> _WORK TO BE COMPLETED_: Set down the data below without change, skipping the pictures it holds.

(Stored dataset items)
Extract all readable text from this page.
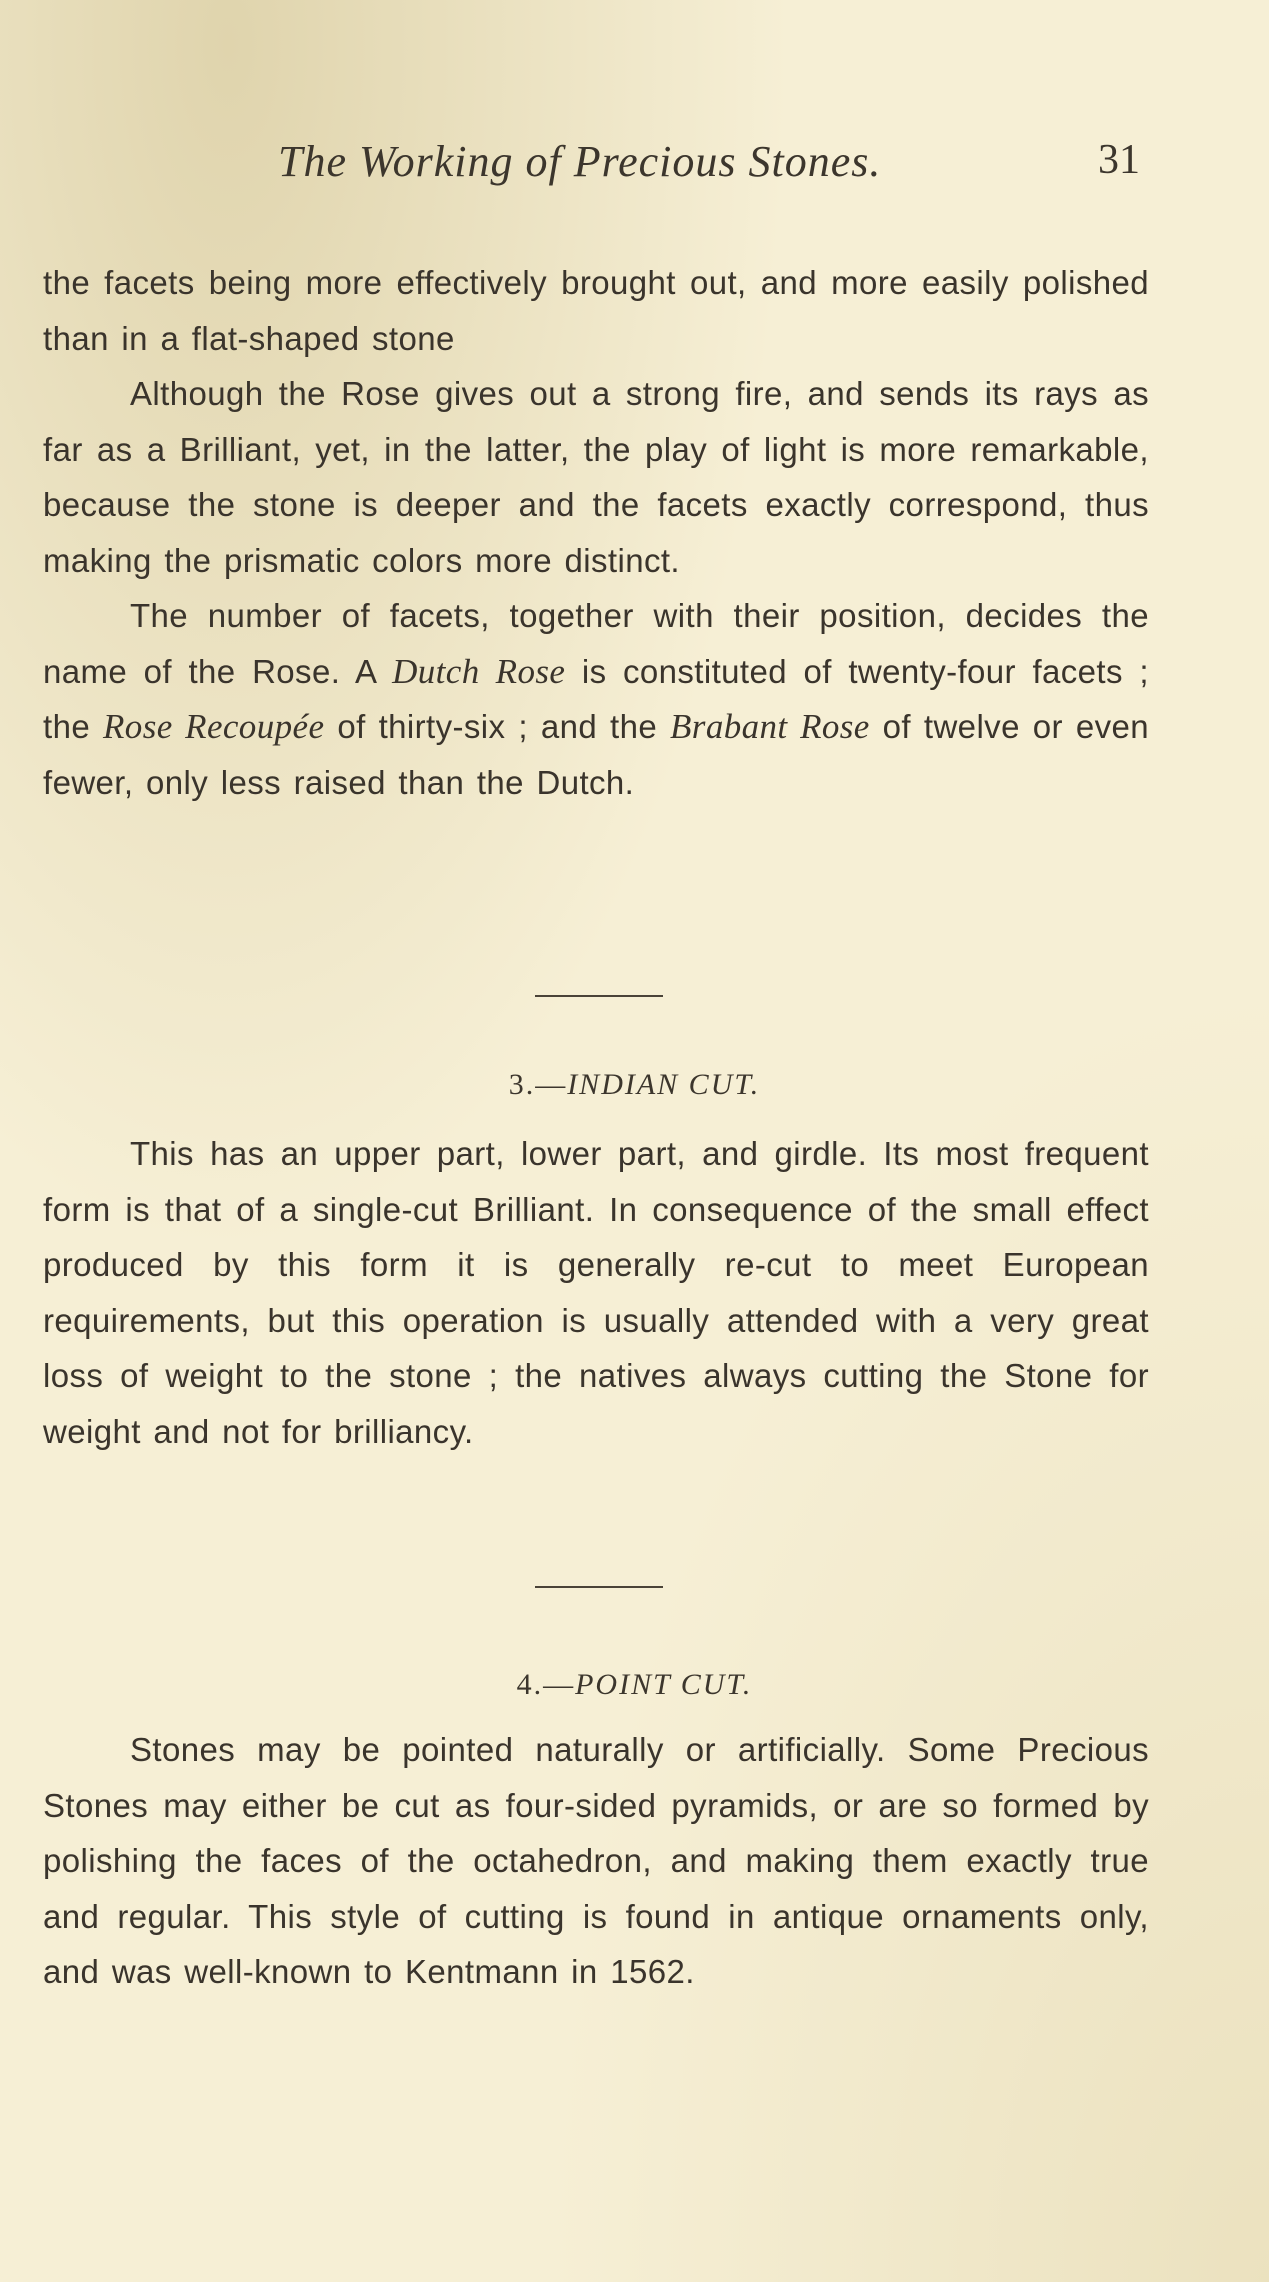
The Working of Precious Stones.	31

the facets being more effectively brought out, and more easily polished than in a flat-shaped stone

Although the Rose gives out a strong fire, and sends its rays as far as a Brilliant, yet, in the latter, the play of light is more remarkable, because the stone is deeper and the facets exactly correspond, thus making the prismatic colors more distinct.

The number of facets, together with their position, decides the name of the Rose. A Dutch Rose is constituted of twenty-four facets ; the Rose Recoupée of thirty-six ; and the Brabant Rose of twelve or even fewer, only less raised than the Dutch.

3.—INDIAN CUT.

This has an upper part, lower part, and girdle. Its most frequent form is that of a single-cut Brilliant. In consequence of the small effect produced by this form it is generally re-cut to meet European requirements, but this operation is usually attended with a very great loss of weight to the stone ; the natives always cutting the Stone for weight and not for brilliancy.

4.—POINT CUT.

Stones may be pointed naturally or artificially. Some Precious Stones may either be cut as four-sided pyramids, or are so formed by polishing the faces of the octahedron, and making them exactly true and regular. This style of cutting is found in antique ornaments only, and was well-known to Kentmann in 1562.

> _SOLUTION FOR THIS EXERCISE_:
Extract all readable text from this page.
The Working of Precious Stones.	31

the facets being more effectively brought out, and more easily polished than in a flat-shaped stone

Although the Rose gives out a strong fire, and sends its rays as far as a Brilliant, yet, in the latter, the play of light is more remarkable, because the stone is deeper and the facets exactly correspond, thus making the prismatic colors more distinct.

The number of facets, together with their position, decides the name of the Rose. A Dutch Rose is constituted of twenty-four facets ; the Rose Recoupée of thirty-six ; and the Brabant Rose of twelve or even fewer, only less raised than the Dutch.

3.—INDIAN CUT.

This has an upper part, lower part, and girdle. Its most frequent form is that of a single-cut Brilliant. In consequence of the small effect produced by this form it is generally re-cut to meet European requirements, but this operation is usually attended with a very great loss of weight to the stone ; the natives always cutting the Stone for weight and not for brilliancy.

4.—POINT CUT.

Stones may be pointed naturally or artificially. Some Precious Stones may either be cut as four-sided pyramids, or are so formed by polishing the faces of the octahedron, and making them exactly true and regular. This style of cutting is found in antique ornaments only, and was well-known to Kentmann in 1562.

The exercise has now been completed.